Gib die folgenden Zeilen wörtlich wieder und lass die Bilder in deiner Antwort weg.
----- Zeilen im Datensatz
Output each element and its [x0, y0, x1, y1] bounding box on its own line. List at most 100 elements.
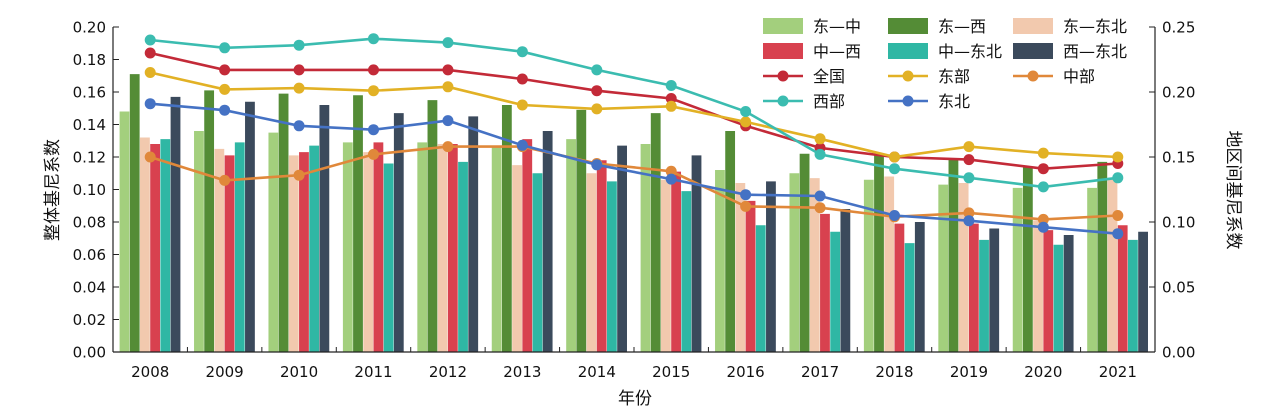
- point-东北-2018: [889, 210, 900, 221]
- plot-area: 0.00 0.02 0.04 0.06 0.08 0.10 0.12 0.14 0.16 0.18…: [73, 19, 1196, 382]
- bar-中—西-2017: [820, 213, 830, 353]
- bar-东—中-2013: [491, 147, 502, 352]
- bar-东—西-2014: [576, 109, 587, 352]
- bar-东—西-2013: [501, 105, 512, 352]
- y-tick-label: 0.04: [73, 279, 106, 297]
- bar-东—中-2020: [1012, 187, 1023, 353]
- bar-中—西-2009: [224, 155, 235, 353]
- bar-东—中-2009: [194, 131, 204, 352]
- point-全国-2010: [293, 64, 305, 76]
- x-tick-label: 2009: [206, 363, 244, 381]
- bar-中—西-2015: [671, 171, 682, 352]
- legend-marker-东北: [902, 95, 914, 107]
- legend-marker-中部: [1027, 70, 1039, 82]
- point-东部-2010: [293, 82, 305, 94]
- legend-label-东部: 东部: [938, 67, 970, 86]
- point-西部-2011: [368, 33, 379, 45]
- point-东部-2011: [368, 85, 379, 97]
- bar-中—东北-2015: [681, 191, 692, 353]
- bar-东—东北-2021: [1107, 178, 1118, 352]
- bar-中—东北-2020: [1053, 244, 1064, 352]
- point-全国-2011: [368, 64, 379, 76]
- point-西部-2015: [665, 80, 677, 91]
- bar-东—中-2012: [417, 142, 428, 353]
- bar-中—西-2012: [447, 144, 458, 352]
- bar-东—中-2011: [342, 142, 353, 353]
- point-西部-2009: [219, 42, 231, 54]
- bar-中—西-2011: [373, 142, 384, 353]
- bar-中—东北-2017: [830, 231, 841, 352]
- y-tick-label: 0.12: [73, 149, 106, 167]
- bar-东—东北-2020: [1033, 220, 1043, 353]
- point-中部-2011: [368, 148, 379, 160]
- point-中部-2016: [740, 200, 752, 212]
- bar-中—西-2021: [1117, 225, 1128, 352]
- point-东部-2019: [963, 141, 975, 153]
- bar-西—东北-2021: [1138, 231, 1148, 352]
- legend-swatch-西—东北: [1013, 43, 1053, 59]
- bar-中—东北-2014: [606, 181, 617, 352]
- x-tick-label: 2012: [429, 363, 467, 381]
- bar-东—东北-2009: [214, 148, 225, 353]
- bar-西—东北-2019: [989, 228, 1000, 352]
- bar-东—东北-2011: [363, 152, 374, 353]
- point-东部-2014: [591, 103, 603, 115]
- bar-中—东北-2013: [532, 173, 543, 352]
- legend-marker-西部: [777, 95, 789, 107]
- legend-label-中—西: 中—西: [813, 42, 861, 61]
- point-西部-2008: [144, 34, 156, 46]
- bar-东—西-2021: [1097, 161, 1108, 353]
- bar-西—东北-2010: [319, 105, 330, 352]
- point-东北-2013: [516, 139, 528, 151]
- bar-中—西-2018: [894, 223, 905, 353]
- point-东北-2021: [1112, 228, 1124, 240]
- x-tick-label: 2021: [1099, 363, 1137, 381]
- point-东部-2012: [442, 81, 454, 93]
- y-tick-label: 0.02: [73, 311, 106, 329]
- legend-label-中—东北: 中—东北: [938, 42, 1002, 61]
- x-tick-label: 2013: [503, 363, 541, 381]
- point-中部-2012: [442, 141, 454, 153]
- bar-东—中-2021: [1087, 187, 1097, 353]
- legend-marker-全国: [777, 70, 789, 82]
- x-tick-label: 2008: [131, 363, 169, 381]
- point-西部-2018: [889, 163, 900, 175]
- bar-东—西-2010: [278, 93, 289, 353]
- bar-东—西-2016: [725, 131, 736, 352]
- point-中部-2021: [1112, 210, 1124, 221]
- x-tick-label: 2016: [727, 363, 765, 381]
- bar-东—中-2019: [938, 184, 949, 352]
- x-tick-label: 2014: [578, 363, 616, 381]
- bar-中—西-2020: [1043, 230, 1054, 353]
- bar-中—东北-2010: [309, 145, 320, 353]
- x-tick-label: 2015: [652, 363, 690, 381]
- y2-tick-label: 0.15: [1162, 149, 1195, 167]
- bar-西—东北-2018: [914, 222, 925, 352]
- bar-中—东北-2008: [160, 139, 171, 353]
- legend-label-东—东北: 东—东北: [1063, 17, 1127, 36]
- bar-东—中-2017: [789, 173, 800, 352]
- point-中部-2010: [293, 169, 305, 181]
- y2-tick-label: 0.20: [1162, 84, 1195, 102]
- bar-东—中-2015: [640, 144, 651, 352]
- point-东北-2019: [963, 215, 975, 227]
- point-西部-2019: [963, 172, 975, 184]
- bar-东—中-2018: [863, 179, 874, 352]
- point-西部-2010: [293, 39, 305, 51]
- bar-东—西-2019: [948, 158, 959, 353]
- point-东北-2017: [814, 190, 826, 202]
- bar-东—东北-2019: [958, 183, 969, 352]
- x-tick-label: 2010: [280, 363, 318, 381]
- bar-东—东北-2012: [437, 144, 448, 352]
- point-东部-2008: [144, 67, 156, 78]
- y-tick-label: 0.16: [73, 84, 106, 102]
- point-中部-2009: [219, 174, 231, 186]
- bar-东—西-2020: [1022, 166, 1033, 352]
- bar-东—西-2017: [799, 153, 810, 352]
- legend-swatch-东—西: [888, 18, 928, 34]
- point-西部-2017: [814, 148, 826, 160]
- bar-东—东北-2015: [661, 179, 671, 352]
- line-全国: [149, 51, 1118, 171]
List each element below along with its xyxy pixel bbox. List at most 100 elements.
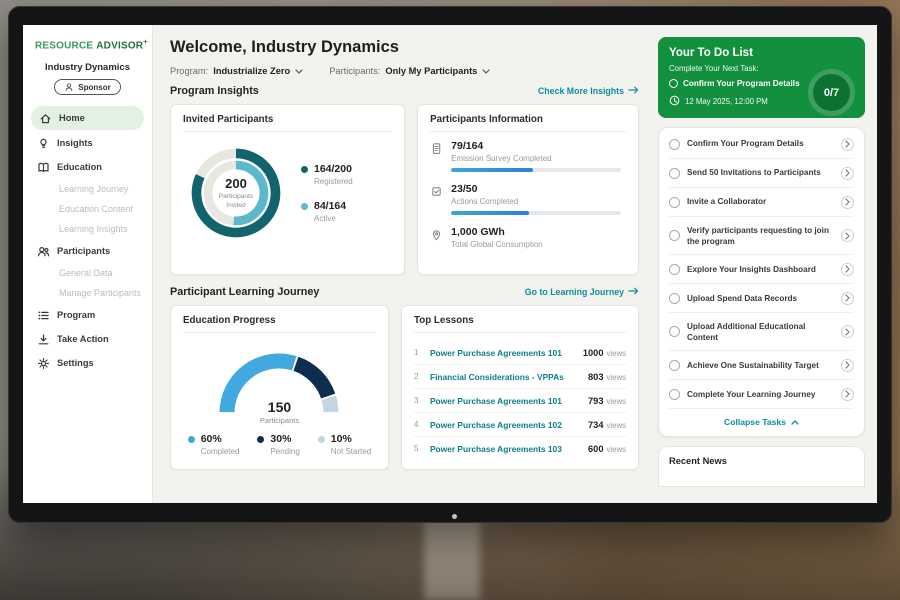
----------
* **Lösung**:
Output each element and its [x0, y0, x1, y1] bounding box on its own line. List at most 100 elements.
- point-东北-2018: [889, 210, 900, 221]
- plot-area: 0.00 0.02 0.04 0.06 0.08 0.10 0.12 0.14 0.16 0.18…: [73, 19, 1196, 382]
- bar-中—西-2017: [820, 213, 830, 353]
- bar-东—中-2013: [491, 147, 502, 352]
- bar-东—西-2014: [576, 109, 587, 352]
- bar-东—西-2013: [501, 105, 512, 352]
- y-tick-label: 0.04: [73, 279, 106, 297]
- bar-东—中-2020: [1012, 187, 1023, 353]
- bar-中—西-2009: [224, 155, 235, 353]
- bar-东—中-2009: [194, 131, 204, 352]
- point-全国-2010: [293, 64, 305, 76]
- x-tick-label: 2009: [206, 363, 244, 381]
- bar-中—西-2015: [671, 171, 682, 352]
- legend-marker-东北: [902, 95, 914, 107]
- legend-marker-中部: [1027, 70, 1039, 82]
- point-东部-2010: [293, 82, 305, 94]
- legend-label-东部: 东部: [938, 67, 970, 86]
- point-西部-2011: [368, 33, 379, 45]
- point-东部-2011: [368, 85, 379, 97]
- bar-中—东北-2015: [681, 191, 692, 353]
- bar-东—东北-2021: [1107, 178, 1118, 352]
- bar-中—东北-2020: [1053, 244, 1064, 352]
- point-全国-2011: [368, 64, 379, 76]
- point-西部-2015: [665, 80, 677, 91]
- bar-东—中-2012: [417, 142, 428, 353]
- bar-中—西-2012: [447, 144, 458, 352]
- bar-东—中-2011: [342, 142, 353, 353]
- point-西部-2009: [219, 42, 231, 54]
- bar-中—西-2011: [373, 142, 384, 353]
- bar-中—东北-2017: [830, 231, 841, 352]
- y-tick-label: 0.12: [73, 149, 106, 167]
- bar-东—东北-2020: [1033, 220, 1043, 353]
- point-中部-2011: [368, 148, 379, 160]
- point-中部-2016: [740, 200, 752, 212]
- bar-中—西-2021: [1117, 225, 1128, 352]
- point-东部-2019: [963, 141, 975, 153]
- bar-西—东北-2021: [1138, 231, 1148, 352]
- legend-swatch-西—东北: [1013, 43, 1053, 59]
- bar-中—东北-2014: [606, 181, 617, 352]
- x-tick-label: 2012: [429, 363, 467, 381]
- bar-东—东北-2009: [214, 148, 225, 353]
- bar-西—东北-2019: [989, 228, 1000, 352]
- bar-东—东北-2011: [363, 152, 374, 353]
- point-东部-2014: [591, 103, 603, 115]
- bar-中—东北-2013: [532, 173, 543, 352]
- legend-marker-西部: [777, 95, 789, 107]
- legend-label-中—西: 中—西: [813, 42, 861, 61]
- point-西部-2008: [144, 34, 156, 46]
- bar-东—西-2021: [1097, 161, 1108, 353]
- bar-西—东北-2010: [319, 105, 330, 352]
- point-东北-2013: [516, 139, 528, 151]
- bar-中—西-2018: [894, 223, 905, 353]
- point-东北-2021: [1112, 228, 1124, 240]
- x-tick-label: 2021: [1099, 363, 1137, 381]
- point-东部-2012: [442, 81, 454, 93]
- y-tick-label: 0.02: [73, 311, 106, 329]
- legend-label-中—东北: 中—东北: [938, 42, 1002, 61]
- x-tick-label: 2013: [503, 363, 541, 381]
- point-中部-2012: [442, 141, 454, 153]
- bar-东—中-2021: [1087, 187, 1097, 353]
- legend-marker-全国: [777, 70, 789, 82]
- x-tick-label: 2008: [131, 363, 169, 381]
- point-西部-2018: [889, 163, 900, 175]
- bar-东—西-2010: [278, 93, 289, 353]
- bar-东—西-2016: [725, 131, 736, 352]
- point-中部-2021: [1112, 210, 1124, 221]
- x-tick-label: 2016: [727, 363, 765, 381]
- bar-东—中-2019: [938, 184, 949, 352]
- x-tick-label: 2014: [578, 363, 616, 381]
- bar-中—西-2020: [1043, 230, 1054, 353]
- bar-中—东北-2010: [309, 145, 320, 353]
- x-tick-label: 2015: [652, 363, 690, 381]
- y2-tick-label: 0.15: [1162, 149, 1195, 167]
- bar-西—东北-2018: [914, 222, 925, 352]
- bar-中—东北-2008: [160, 139, 171, 353]
- legend-label-东—东北: 东—东北: [1063, 17, 1127, 36]
- bar-东—中-2017: [789, 173, 800, 352]
- point-中部-2010: [293, 169, 305, 181]
- y2-tick-label: 0.20: [1162, 84, 1195, 102]
- bar-东—中-2015: [640, 144, 651, 352]
- point-东北-2019: [963, 215, 975, 227]
- point-西部-2019: [963, 172, 975, 184]
- bar-东—中-2018: [863, 179, 874, 352]
- point-西部-2010: [293, 39, 305, 51]
- bar-东—西-2019: [948, 158, 959, 353]
- point-东北-2017: [814, 190, 826, 202]
- bar-东—东北-2019: [958, 183, 969, 352]
- x-tick-label: 2010: [280, 363, 318, 381]
- bar-东—东北-2012: [437, 144, 448, 352]
- point-东部-2008: [144, 67, 156, 78]
- y-tick-label: 0.16: [73, 84, 106, 102]
- point-中部-2009: [219, 174, 231, 186]
- bar-东—西-2020: [1022, 166, 1033, 352]
- bar-东—西-2017: [799, 153, 810, 352]
- legend-swatch-东—西: [888, 18, 928, 34]
- point-西部-2017: [814, 148, 826, 160]
- bar-东—东北-2015: [661, 179, 671, 352]
- line-全国: [149, 51, 1118, 171]
List each element below along with its xyxy pixel bbox. List at most 100 elements.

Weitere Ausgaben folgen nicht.